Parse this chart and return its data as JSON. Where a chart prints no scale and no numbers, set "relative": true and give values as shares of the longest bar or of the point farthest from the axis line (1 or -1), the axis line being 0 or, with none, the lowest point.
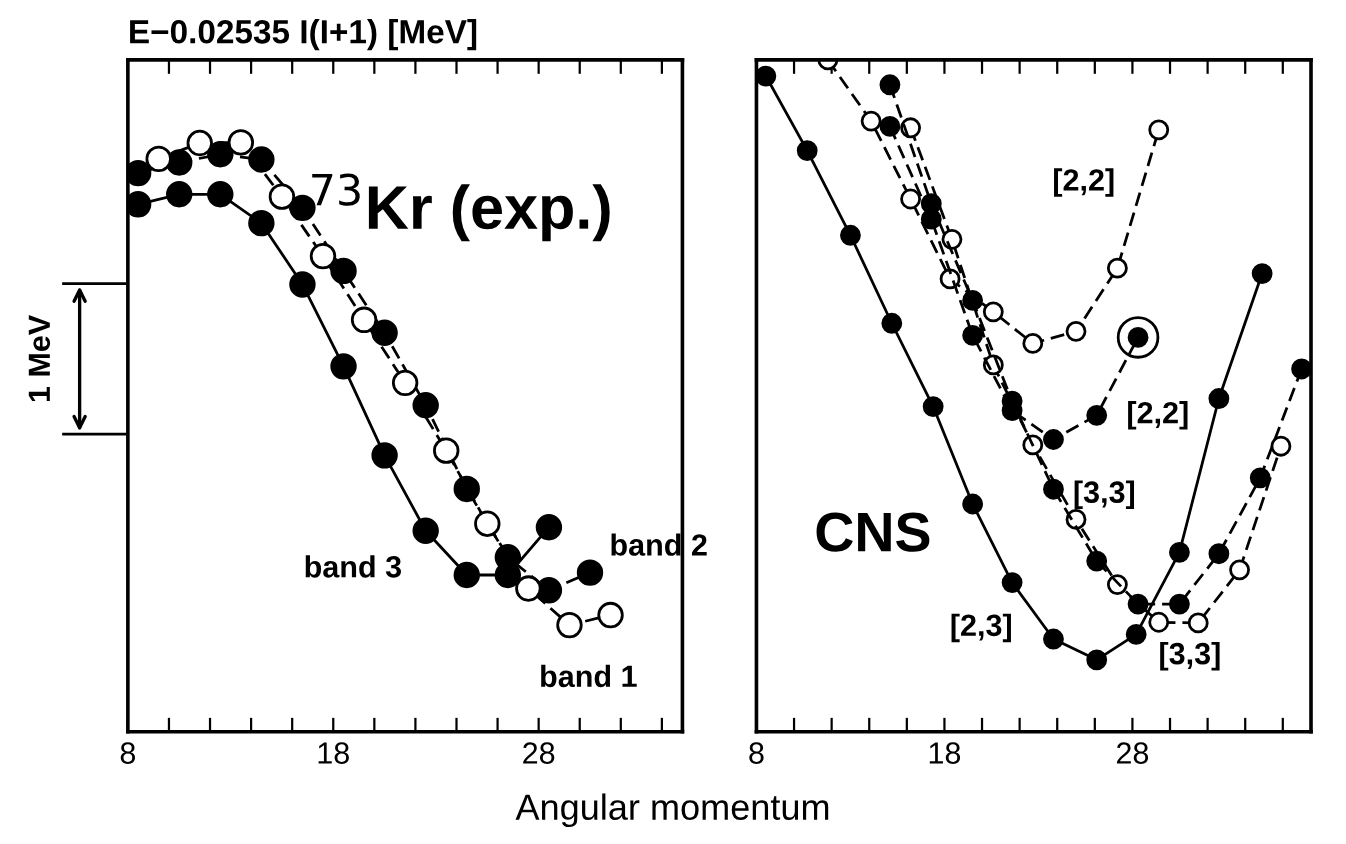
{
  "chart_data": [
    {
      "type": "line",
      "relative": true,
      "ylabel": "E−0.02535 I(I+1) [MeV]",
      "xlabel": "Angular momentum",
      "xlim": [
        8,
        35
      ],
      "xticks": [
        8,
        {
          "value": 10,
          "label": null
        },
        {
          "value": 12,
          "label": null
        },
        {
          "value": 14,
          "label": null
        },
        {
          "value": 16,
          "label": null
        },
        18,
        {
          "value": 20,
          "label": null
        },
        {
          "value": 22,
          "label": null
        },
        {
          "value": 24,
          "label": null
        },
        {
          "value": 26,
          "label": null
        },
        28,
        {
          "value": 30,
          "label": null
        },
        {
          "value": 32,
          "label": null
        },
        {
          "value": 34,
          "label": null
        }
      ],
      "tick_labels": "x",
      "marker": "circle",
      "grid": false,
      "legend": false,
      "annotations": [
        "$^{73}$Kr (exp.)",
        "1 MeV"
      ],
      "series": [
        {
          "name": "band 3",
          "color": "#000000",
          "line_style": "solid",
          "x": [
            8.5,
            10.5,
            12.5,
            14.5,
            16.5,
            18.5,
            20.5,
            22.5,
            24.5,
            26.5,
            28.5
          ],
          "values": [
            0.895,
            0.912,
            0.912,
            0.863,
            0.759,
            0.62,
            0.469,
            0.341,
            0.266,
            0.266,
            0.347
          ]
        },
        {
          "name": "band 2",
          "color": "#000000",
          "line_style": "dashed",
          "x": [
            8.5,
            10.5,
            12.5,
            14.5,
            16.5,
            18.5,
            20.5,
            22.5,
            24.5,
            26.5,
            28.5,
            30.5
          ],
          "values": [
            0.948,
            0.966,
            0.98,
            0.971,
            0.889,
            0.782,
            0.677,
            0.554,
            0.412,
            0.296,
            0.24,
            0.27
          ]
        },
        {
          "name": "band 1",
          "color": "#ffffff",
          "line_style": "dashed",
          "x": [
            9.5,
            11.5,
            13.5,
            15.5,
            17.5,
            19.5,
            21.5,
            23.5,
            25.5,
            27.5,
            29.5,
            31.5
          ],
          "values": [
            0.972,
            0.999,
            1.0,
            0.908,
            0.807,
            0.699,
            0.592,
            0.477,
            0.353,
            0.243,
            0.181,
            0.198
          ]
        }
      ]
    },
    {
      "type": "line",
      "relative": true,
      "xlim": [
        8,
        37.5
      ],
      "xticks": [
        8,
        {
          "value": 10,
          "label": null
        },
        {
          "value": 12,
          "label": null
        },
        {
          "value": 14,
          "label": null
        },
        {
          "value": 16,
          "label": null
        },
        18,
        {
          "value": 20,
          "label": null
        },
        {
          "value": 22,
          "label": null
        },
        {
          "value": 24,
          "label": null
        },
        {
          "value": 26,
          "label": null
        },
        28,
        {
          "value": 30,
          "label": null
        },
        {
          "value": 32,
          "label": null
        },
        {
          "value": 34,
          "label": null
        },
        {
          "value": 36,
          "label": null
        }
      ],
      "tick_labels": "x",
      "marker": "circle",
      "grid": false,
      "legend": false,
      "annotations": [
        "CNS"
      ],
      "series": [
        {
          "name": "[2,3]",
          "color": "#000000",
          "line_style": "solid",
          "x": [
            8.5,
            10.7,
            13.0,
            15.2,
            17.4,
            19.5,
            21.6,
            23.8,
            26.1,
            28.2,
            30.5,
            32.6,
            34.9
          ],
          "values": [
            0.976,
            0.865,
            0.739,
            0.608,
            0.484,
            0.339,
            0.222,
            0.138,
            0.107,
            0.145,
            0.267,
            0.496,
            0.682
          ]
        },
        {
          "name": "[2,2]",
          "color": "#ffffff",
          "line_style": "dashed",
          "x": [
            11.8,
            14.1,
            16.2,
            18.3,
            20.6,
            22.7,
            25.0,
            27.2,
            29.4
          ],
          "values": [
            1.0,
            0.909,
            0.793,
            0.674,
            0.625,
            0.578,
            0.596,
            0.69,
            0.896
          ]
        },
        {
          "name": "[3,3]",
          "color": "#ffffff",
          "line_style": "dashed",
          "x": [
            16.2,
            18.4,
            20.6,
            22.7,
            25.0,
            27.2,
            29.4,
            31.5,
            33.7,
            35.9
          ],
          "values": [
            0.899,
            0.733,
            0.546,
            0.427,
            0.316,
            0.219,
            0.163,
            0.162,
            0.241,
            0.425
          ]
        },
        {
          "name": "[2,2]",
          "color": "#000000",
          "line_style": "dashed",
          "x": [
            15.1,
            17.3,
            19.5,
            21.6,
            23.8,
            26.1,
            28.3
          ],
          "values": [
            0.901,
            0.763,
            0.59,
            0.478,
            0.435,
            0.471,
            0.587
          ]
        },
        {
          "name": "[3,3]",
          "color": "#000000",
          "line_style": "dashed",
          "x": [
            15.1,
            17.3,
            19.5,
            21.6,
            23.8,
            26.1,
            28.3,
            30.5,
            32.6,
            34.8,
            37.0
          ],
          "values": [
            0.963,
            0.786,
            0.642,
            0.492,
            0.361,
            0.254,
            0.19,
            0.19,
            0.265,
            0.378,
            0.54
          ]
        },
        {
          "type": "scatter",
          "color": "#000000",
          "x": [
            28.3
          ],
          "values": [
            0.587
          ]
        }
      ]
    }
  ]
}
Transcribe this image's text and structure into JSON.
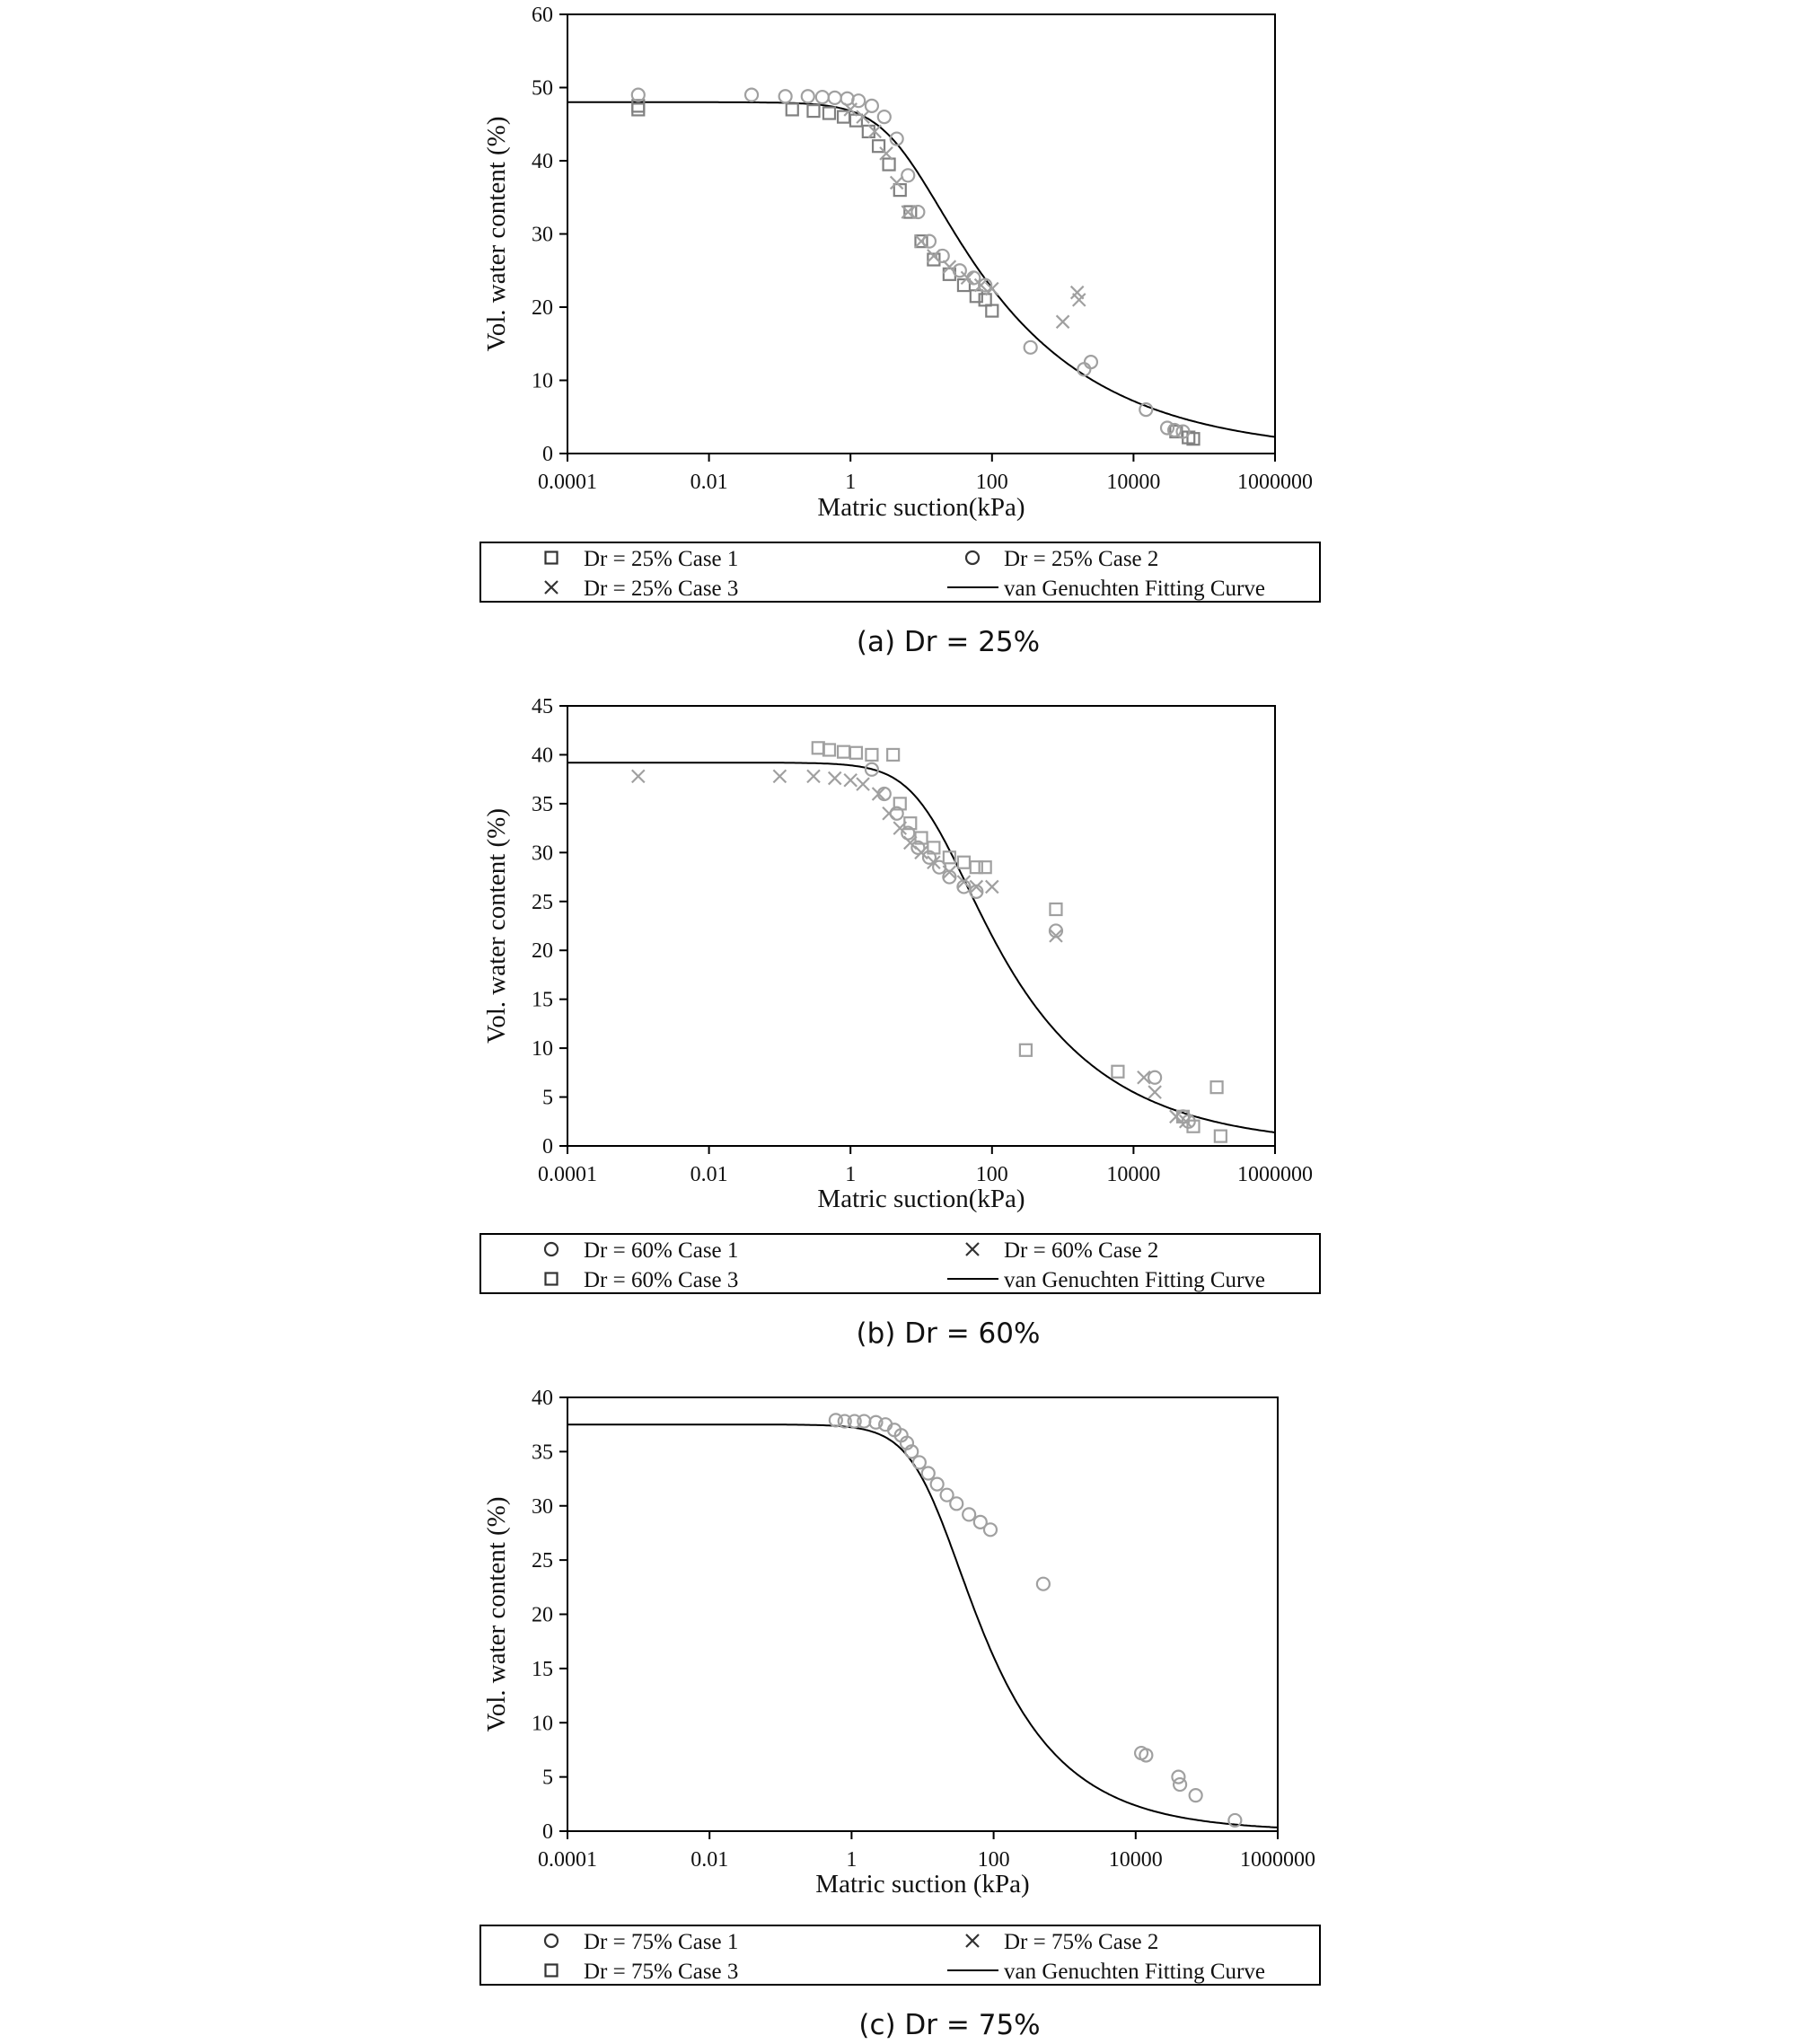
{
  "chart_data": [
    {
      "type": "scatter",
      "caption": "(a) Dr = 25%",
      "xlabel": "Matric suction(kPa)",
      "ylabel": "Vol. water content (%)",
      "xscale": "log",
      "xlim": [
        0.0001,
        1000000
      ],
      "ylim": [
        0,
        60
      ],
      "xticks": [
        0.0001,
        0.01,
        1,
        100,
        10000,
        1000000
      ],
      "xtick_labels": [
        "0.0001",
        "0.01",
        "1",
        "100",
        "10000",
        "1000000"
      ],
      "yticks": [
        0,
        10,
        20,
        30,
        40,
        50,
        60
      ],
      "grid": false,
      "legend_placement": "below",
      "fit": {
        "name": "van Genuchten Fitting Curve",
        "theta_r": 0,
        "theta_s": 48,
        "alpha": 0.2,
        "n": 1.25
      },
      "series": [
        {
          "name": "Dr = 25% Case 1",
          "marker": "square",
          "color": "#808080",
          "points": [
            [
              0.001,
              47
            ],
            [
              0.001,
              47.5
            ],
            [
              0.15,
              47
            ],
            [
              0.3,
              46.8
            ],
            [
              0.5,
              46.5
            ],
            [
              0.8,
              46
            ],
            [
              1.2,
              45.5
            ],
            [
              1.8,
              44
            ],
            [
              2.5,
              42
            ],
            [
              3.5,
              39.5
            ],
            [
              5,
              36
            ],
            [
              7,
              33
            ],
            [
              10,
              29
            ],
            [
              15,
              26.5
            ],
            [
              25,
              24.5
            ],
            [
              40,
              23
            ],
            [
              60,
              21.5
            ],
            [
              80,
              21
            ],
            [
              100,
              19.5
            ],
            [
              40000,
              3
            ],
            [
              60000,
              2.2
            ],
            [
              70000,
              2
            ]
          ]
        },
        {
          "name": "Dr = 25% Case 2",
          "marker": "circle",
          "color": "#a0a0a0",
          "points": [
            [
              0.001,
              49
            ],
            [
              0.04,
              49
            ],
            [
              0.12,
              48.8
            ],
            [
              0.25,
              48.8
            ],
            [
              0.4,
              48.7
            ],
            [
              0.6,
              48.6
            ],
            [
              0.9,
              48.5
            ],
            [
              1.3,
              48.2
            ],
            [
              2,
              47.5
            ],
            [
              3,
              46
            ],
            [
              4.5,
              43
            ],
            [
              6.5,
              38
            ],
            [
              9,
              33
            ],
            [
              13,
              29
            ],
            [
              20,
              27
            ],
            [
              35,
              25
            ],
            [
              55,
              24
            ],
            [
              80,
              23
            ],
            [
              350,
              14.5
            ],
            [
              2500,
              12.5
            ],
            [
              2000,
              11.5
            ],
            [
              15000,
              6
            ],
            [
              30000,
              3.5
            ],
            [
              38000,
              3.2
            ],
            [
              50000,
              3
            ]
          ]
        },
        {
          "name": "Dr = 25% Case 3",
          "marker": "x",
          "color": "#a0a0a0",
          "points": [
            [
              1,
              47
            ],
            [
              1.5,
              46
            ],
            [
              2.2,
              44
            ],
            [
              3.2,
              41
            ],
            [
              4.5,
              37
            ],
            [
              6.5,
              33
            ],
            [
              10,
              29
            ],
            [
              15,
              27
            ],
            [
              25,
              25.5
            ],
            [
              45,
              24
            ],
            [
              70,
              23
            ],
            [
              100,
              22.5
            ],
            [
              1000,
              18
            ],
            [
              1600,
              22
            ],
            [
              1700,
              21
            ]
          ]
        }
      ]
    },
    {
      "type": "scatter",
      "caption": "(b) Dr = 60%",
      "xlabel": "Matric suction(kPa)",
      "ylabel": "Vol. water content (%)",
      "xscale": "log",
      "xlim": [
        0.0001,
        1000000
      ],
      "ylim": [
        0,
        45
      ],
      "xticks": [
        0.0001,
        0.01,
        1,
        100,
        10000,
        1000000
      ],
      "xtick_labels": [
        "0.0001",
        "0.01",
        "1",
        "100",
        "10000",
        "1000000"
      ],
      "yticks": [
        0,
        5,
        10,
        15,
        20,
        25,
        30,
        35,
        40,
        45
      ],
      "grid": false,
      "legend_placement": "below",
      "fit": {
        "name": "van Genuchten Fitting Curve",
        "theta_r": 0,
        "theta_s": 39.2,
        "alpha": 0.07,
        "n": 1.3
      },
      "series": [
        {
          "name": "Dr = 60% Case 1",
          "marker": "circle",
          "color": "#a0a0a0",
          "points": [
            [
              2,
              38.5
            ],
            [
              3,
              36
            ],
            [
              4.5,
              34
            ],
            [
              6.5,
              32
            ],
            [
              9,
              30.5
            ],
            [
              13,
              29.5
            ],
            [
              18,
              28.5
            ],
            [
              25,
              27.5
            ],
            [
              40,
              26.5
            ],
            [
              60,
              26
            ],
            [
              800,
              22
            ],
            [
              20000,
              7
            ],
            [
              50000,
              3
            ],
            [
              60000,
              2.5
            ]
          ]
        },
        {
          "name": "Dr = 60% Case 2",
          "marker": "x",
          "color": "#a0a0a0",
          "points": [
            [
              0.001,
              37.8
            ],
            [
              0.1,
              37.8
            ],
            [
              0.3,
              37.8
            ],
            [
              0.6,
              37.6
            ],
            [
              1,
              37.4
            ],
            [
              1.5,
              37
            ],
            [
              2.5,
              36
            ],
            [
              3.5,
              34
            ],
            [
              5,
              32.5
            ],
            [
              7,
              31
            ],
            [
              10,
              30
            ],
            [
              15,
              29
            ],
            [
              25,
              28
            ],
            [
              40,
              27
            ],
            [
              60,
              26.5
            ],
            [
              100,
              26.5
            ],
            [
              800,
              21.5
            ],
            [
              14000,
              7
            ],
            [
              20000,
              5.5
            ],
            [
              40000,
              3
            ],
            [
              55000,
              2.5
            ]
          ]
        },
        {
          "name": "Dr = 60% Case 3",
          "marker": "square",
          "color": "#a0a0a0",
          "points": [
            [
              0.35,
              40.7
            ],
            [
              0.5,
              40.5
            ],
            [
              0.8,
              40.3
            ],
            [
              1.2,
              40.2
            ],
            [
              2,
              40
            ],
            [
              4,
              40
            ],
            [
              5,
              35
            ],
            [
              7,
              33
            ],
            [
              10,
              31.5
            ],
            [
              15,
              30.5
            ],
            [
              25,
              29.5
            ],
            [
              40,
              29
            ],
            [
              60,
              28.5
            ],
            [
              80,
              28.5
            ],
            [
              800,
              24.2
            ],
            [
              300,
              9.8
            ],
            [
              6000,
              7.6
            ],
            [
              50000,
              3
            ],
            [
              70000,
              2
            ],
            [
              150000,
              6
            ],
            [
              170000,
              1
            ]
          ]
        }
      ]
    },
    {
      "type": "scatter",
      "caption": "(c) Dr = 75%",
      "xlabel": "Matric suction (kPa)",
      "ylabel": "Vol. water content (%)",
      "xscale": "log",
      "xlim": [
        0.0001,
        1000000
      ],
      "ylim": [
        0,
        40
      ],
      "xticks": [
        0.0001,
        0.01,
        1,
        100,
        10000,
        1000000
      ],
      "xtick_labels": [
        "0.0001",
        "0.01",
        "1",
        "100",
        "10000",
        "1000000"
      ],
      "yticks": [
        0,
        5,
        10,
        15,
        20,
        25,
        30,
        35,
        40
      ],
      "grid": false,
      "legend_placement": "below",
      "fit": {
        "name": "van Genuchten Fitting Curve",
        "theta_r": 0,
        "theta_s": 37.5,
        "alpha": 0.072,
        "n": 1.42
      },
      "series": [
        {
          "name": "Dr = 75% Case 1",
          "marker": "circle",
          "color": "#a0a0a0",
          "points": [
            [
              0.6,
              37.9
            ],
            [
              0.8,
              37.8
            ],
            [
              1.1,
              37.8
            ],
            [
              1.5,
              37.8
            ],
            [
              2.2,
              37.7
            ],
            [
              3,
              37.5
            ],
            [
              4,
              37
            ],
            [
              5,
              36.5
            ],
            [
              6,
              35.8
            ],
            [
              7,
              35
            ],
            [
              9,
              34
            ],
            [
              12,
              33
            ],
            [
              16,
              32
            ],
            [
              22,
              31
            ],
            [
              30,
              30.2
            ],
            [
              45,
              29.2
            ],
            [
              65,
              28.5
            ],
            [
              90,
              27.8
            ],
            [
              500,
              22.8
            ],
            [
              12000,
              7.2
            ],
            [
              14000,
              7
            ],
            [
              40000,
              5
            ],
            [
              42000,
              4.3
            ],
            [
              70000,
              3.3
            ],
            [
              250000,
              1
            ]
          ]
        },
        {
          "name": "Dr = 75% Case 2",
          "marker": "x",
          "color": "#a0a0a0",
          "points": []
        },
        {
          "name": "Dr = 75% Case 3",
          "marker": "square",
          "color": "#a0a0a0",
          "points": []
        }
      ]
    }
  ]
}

WORK INSTRUCTIONS:
Reproduce each line from the records that contains the word "caption".

TASK SOLUTION:
      "caption": "(a) Dr = 25%",
      "caption": "(b) Dr = 60%",
      "caption": "(c) Dr = 75%",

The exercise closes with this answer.